■ Exercise goal ■
Give the lines from the one with "x-tick-label: 23 (434, 453, 450, 469)" up to and including the one with "watermark-brand: PAPIMO (95, 292, 126, 301)" as a numbered list, leaving out any blank lines.

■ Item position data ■
----------
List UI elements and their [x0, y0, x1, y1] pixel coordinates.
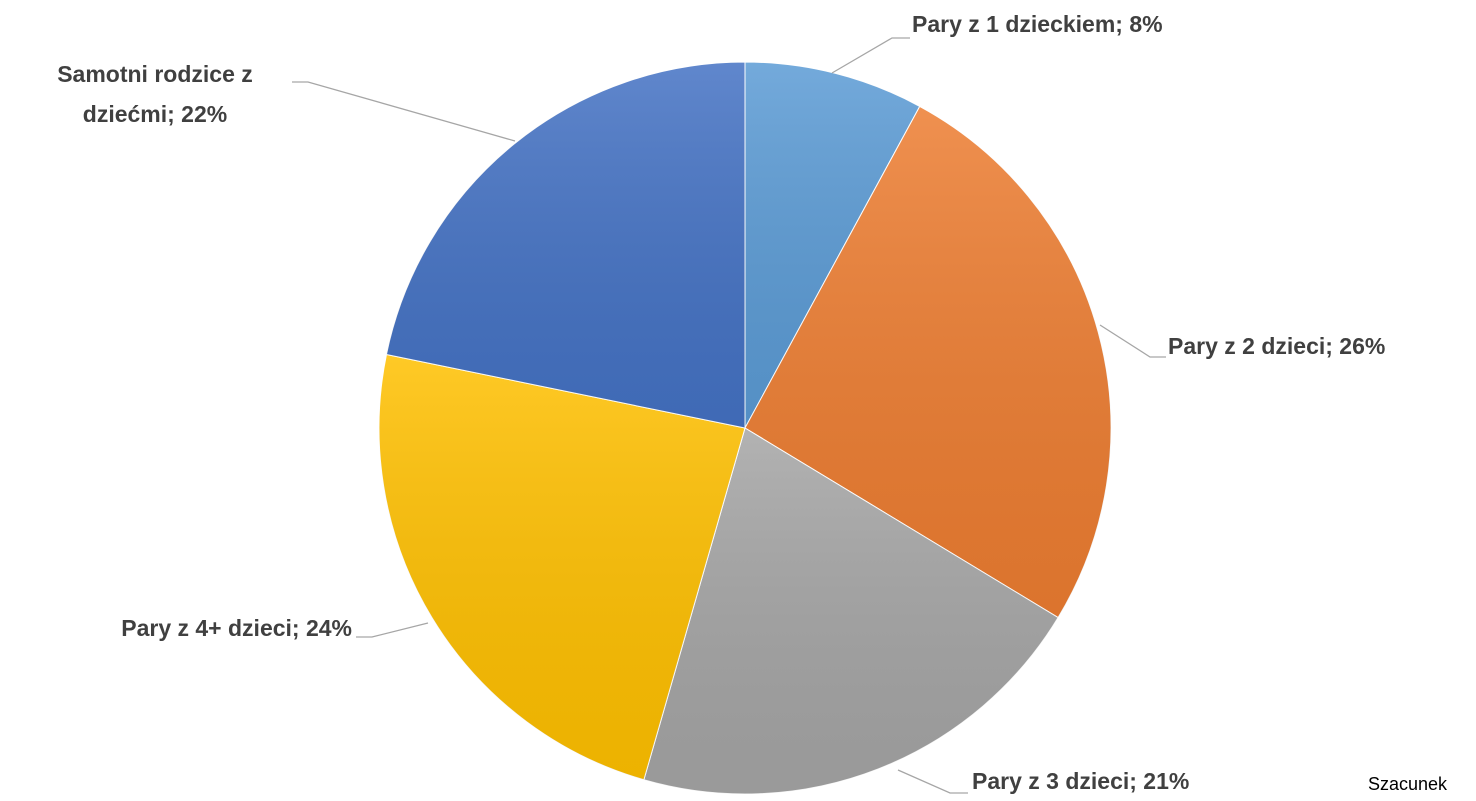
leader-line [356, 622, 429, 638]
slice-shade [745, 106, 1111, 618]
slice-shade [379, 354, 745, 780]
slice-shade [386, 62, 745, 428]
leader-line [292, 81, 516, 142]
data-label: dziećmi; 22% [83, 101, 227, 127]
data-label: Pary z 4+ dzieci; 24% [121, 615, 352, 641]
data-label: Samotni rodzice z [57, 61, 253, 87]
data-label: Pary z 1 dzieckiem; 8% [912, 11, 1163, 37]
leader-line [1099, 324, 1166, 358]
data-label: Pary z 3 dzieci; 21% [972, 768, 1189, 794]
leader-line [831, 37, 910, 74]
leader-line [897, 769, 968, 794]
data-label: Pary z 2 dzieci; 26% [1168, 333, 1385, 359]
pie [378, 61, 1112, 795]
note: Szacunek [1368, 774, 1448, 794]
slice-shade [643, 428, 1059, 794]
slice-shade [745, 62, 920, 428]
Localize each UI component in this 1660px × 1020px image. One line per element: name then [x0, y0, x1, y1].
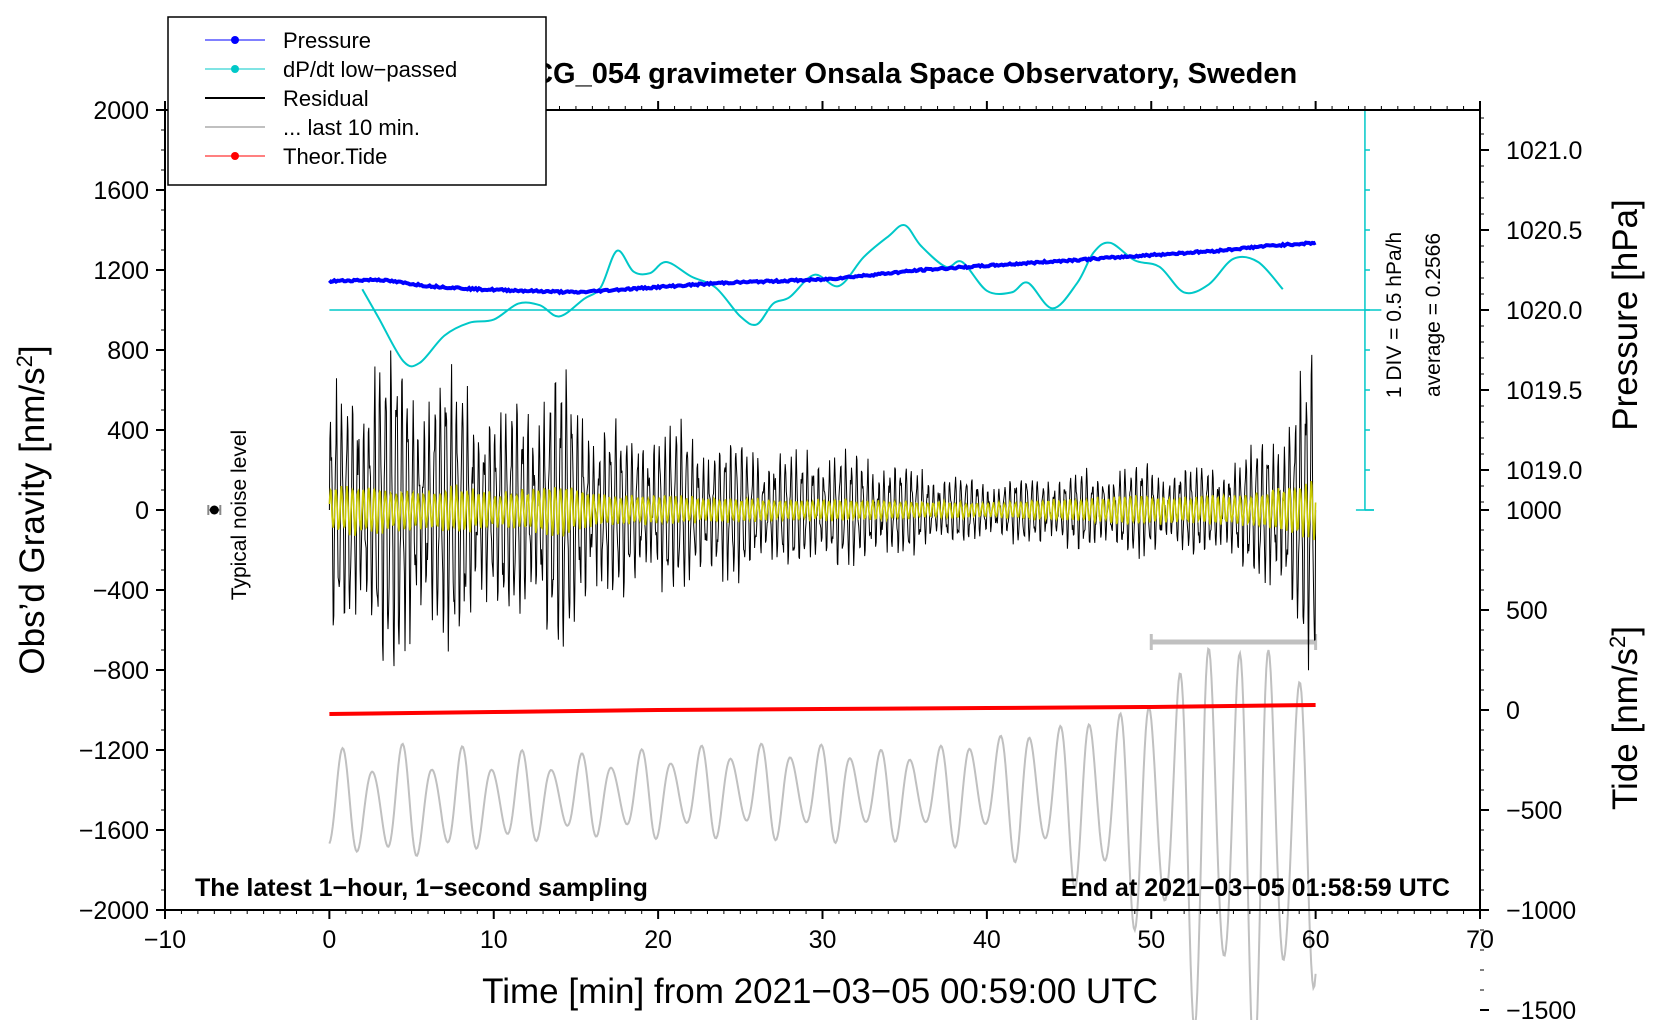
footer-right: End at 2021−03−05 01:58:59 UTC: [1061, 874, 1450, 902]
legend-marker: [231, 65, 239, 73]
noise-level-marker: [209, 505, 219, 515]
chart-title: SCG_054 gravimeter Onsala Space Observat…: [513, 58, 1297, 90]
y-tick-label: −1600: [79, 817, 149, 845]
legend-box: [167, 16, 547, 186]
legend-label: ... last 10 min.: [283, 115, 420, 140]
y-tick-label: 2000: [93, 97, 149, 125]
legend-label: dP/dt low−passed: [283, 57, 457, 82]
legend-items: Pressure dP/dt low−passed Residual ... last…: [205, 28, 457, 169]
y-tick-label: −1200: [79, 737, 149, 765]
pressure-tick-label: 1019.5: [1506, 377, 1582, 405]
pressure-tick-label: 1019.0: [1506, 457, 1582, 485]
tide-tick-label: −500: [1506, 797, 1562, 825]
tide-tick-label: −1500: [1506, 997, 1576, 1020]
noise-level-label: Typical noise level: [228, 430, 251, 600]
x-tick-label: 20: [644, 926, 672, 954]
x-tick-label: 30: [809, 926, 837, 954]
y-tick-label: 800: [107, 337, 149, 365]
y-tick-label: 400: [107, 417, 149, 445]
y-tick-label: −800: [93, 657, 149, 685]
footer-left: The latest 1−hour, 1−second sampling: [195, 874, 648, 902]
last10-layer: [328, 634, 1318, 1020]
y-label-tide-sup: 2: [1605, 636, 1630, 648]
x-tick-label: 0: [322, 926, 336, 954]
dpdt-layer: [329, 109, 1382, 511]
dpdt-average-label: average = 0.2566: [1422, 233, 1445, 397]
pressure-tick-label: 1020.5: [1506, 217, 1582, 245]
legend-label: Residual: [283, 86, 369, 111]
y-label-tide-main: Tide [nm/s: [1606, 648, 1645, 810]
x-axis-label: Time [min] from 2021−03−05 00:59:00 UTC: [482, 972, 1158, 1011]
x-tick-label: 70: [1466, 926, 1494, 954]
legend-item: Pressure: [205, 28, 371, 53]
legend-marker: [231, 36, 239, 44]
y-tick-label: 1600: [93, 177, 149, 205]
y-axis-label-tide: Tide [nm/s2]: [1605, 626, 1645, 810]
pressure-series-line: [328, 240, 1317, 296]
tide-tick-label: 1000: [1506, 497, 1562, 525]
x-tick-label: 10: [480, 926, 508, 954]
legend-item: Residual: [205, 86, 369, 111]
last10-series-line: [328, 646, 1317, 1020]
y-label-gravity-main: Obs’d Gravity [nm/s: [13, 367, 52, 674]
misc-layer: [207, 505, 222, 515]
legend-label: Theor.Tide: [283, 144, 387, 169]
y-tick-label: −400: [93, 577, 149, 605]
y-axis-label-gravity: Obs’d Gravity [nm/s2]: [12, 345, 52, 674]
ticks-layer: −10 0 10 20 30 40 50 60 70 2000 1600 1200 800 400 0 −40…: [79, 97, 1583, 1020]
pressure-tick-label: 1021.0: [1506, 137, 1582, 165]
legend-marker: [231, 152, 239, 160]
tide-tick-label: 0: [1506, 697, 1520, 725]
legend-item: Theor.Tide: [205, 144, 387, 169]
y-axis-label-pressure: Pressure [hPa]: [1606, 199, 1645, 431]
tide-tick-label: −1000: [1506, 897, 1576, 925]
x-tick-label: 40: [973, 926, 1001, 954]
legend: Pressure dP/dt low−passed Residual ... last…: [167, 16, 547, 186]
y-label-tide-close: ]: [1606, 626, 1645, 636]
residual-layer: [328, 350, 1317, 671]
legend-item: ... last 10 min.: [205, 115, 420, 140]
legend-label: Pressure: [283, 28, 371, 53]
y-label-gravity-close: ]: [13, 345, 52, 355]
x-tick-label: 60: [1302, 926, 1330, 954]
dpdt-series-line: [361, 224, 1284, 368]
tide-layer: [329, 703, 1316, 716]
y-tick-label: 0: [135, 497, 149, 525]
y-tick-label: −2000: [79, 897, 149, 925]
residual-lowpass-series-line: [328, 480, 1317, 541]
y-label-gravity-sup: 2: [12, 355, 37, 367]
theor-tide-series-line: [329, 703, 1316, 716]
x-tick-label: 50: [1137, 926, 1165, 954]
legend-item: dP/dt low−passed: [205, 57, 457, 82]
pressure-layer: [328, 240, 1317, 296]
tide-tick-label: 500: [1506, 597, 1548, 625]
pressure-tick-label: 1020.0: [1506, 297, 1582, 325]
y-tick-label: 1200: [93, 257, 149, 285]
dpdt-scale-label: 1 DIV = 0.5 hPa/h: [1383, 232, 1406, 398]
x-tick-label: −10: [144, 926, 186, 954]
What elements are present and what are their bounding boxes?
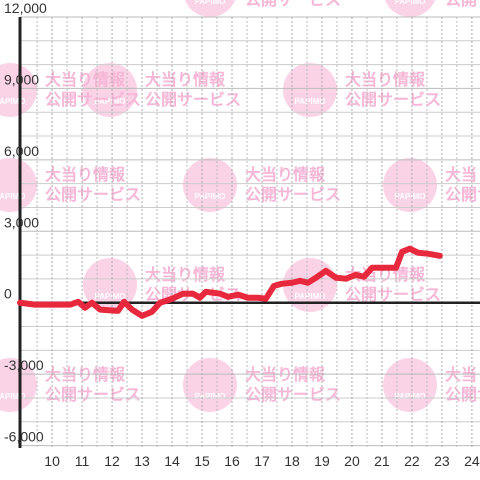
x-tick-label: 23 (434, 453, 450, 469)
watermark-logo (283, 63, 337, 117)
watermark-text: 公開サービス (245, 386, 341, 404)
y-tick-label: -6,000 (4, 429, 44, 445)
watermark-brand: PAPIMO (0, 392, 25, 401)
watermark-logo (0, 63, 37, 117)
y-tick-label: -3,000 (4, 357, 44, 373)
watermark-brand: PAPIMO (95, 292, 126, 301)
watermark-logo (184, 0, 236, 17)
watermark-logo (383, 158, 437, 212)
watermark-text: 大当り情報 (345, 70, 426, 89)
y-tick-label: 12,000 (4, 0, 47, 16)
x-tick-label: 14 (164, 453, 180, 469)
watermark-text: 公開サービス (45, 386, 141, 404)
y-tick-label: 0 (4, 286, 12, 302)
x-tick-label: 20 (344, 453, 360, 469)
watermark-logo (0, 158, 37, 212)
watermark-text: 大当り情報 (145, 70, 226, 89)
watermark-brand: PAPIMO (0, 192, 25, 201)
watermark-brand: PAPIMO (195, 392, 226, 401)
watermark-logo (83, 258, 137, 312)
watermark-text: 大当り情報 (245, 165, 326, 184)
watermark-text: 公開サービス (345, 286, 441, 304)
watermark-brand: PAPIMO (295, 292, 326, 301)
watermark-text: 公開サービス (245, 0, 341, 9)
watermark-text: 公開サービス (445, 186, 480, 204)
watermark-logo (384, 0, 436, 17)
y-tick-label: 6,000 (4, 143, 39, 159)
x-tick-label: 21 (374, 453, 390, 469)
x-tick-label: 12 (104, 453, 120, 469)
watermark-text: 公開サービス (45, 91, 141, 109)
watermark-text: 公開サービス (245, 186, 341, 204)
x-tick-label: 15 (194, 453, 210, 469)
watermark-text: 公開サービス (145, 91, 241, 109)
watermark-brand: PAPIMO (195, 192, 226, 201)
watermark-logo (183, 358, 237, 412)
watermark-text: 公開サービス (45, 186, 141, 204)
watermark-logo (383, 358, 437, 412)
watermark-text: 大当り情報 (445, 165, 480, 184)
watermark-text: 大当り情報 (45, 165, 126, 184)
watermark-brand: PAPIMO (395, 0, 426, 6)
x-tick-label: 13 (134, 453, 150, 469)
y-tick-label: 9,000 (4, 71, 39, 87)
x-tick-label: 19 (314, 453, 330, 469)
watermark-text: 大当り情報 (45, 70, 126, 89)
watermark-text: 公開サービス (445, 386, 480, 404)
watermark-brand: PAPIMO (395, 392, 426, 401)
watermark-brand: PAPIMO (395, 192, 426, 201)
watermark-brand: PAPIMO (195, 0, 226, 6)
watermark-logo (183, 158, 237, 212)
x-tick-label: 11 (75, 453, 90, 469)
watermark-logo (0, 358, 37, 412)
watermark-brand: PAPIMO (95, 97, 126, 106)
x-tick-label: 17 (254, 453, 270, 469)
watermark-text: 公開サービス (445, 0, 480, 9)
watermark-brand: PAPIMO (0, 97, 25, 106)
x-tick-label: 24 (464, 453, 480, 469)
x-tick-label: 16 (224, 453, 240, 469)
x-tick-label: 18 (284, 453, 300, 469)
x-tick-label: 22 (404, 453, 420, 469)
y-tick-label: 3,000 (4, 214, 39, 230)
x-tick-label: 10 (44, 453, 60, 469)
data-line (17, 245, 443, 319)
watermark-logo (83, 63, 137, 117)
watermark-brand: PAPIMO (295, 97, 326, 106)
watermark-text: 公開サービス (345, 91, 441, 109)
----------
■ Solution to the exercise ■
1. x-tick-label: 23 (434, 453, 450, 469)
2. watermark-logo (283, 63, 337, 117)
3. watermark-text: 公開サービス (245, 386, 341, 404)
4. y-tick-label: -6,000 (4, 429, 44, 445)
5. watermark-brand: PAPIMO (0, 392, 25, 401)
6. watermark-logo (0, 63, 37, 117)
7. y-tick-label: -3,000 (4, 357, 44, 373)
8. watermark-brand: PAPIMO (95, 292, 126, 301)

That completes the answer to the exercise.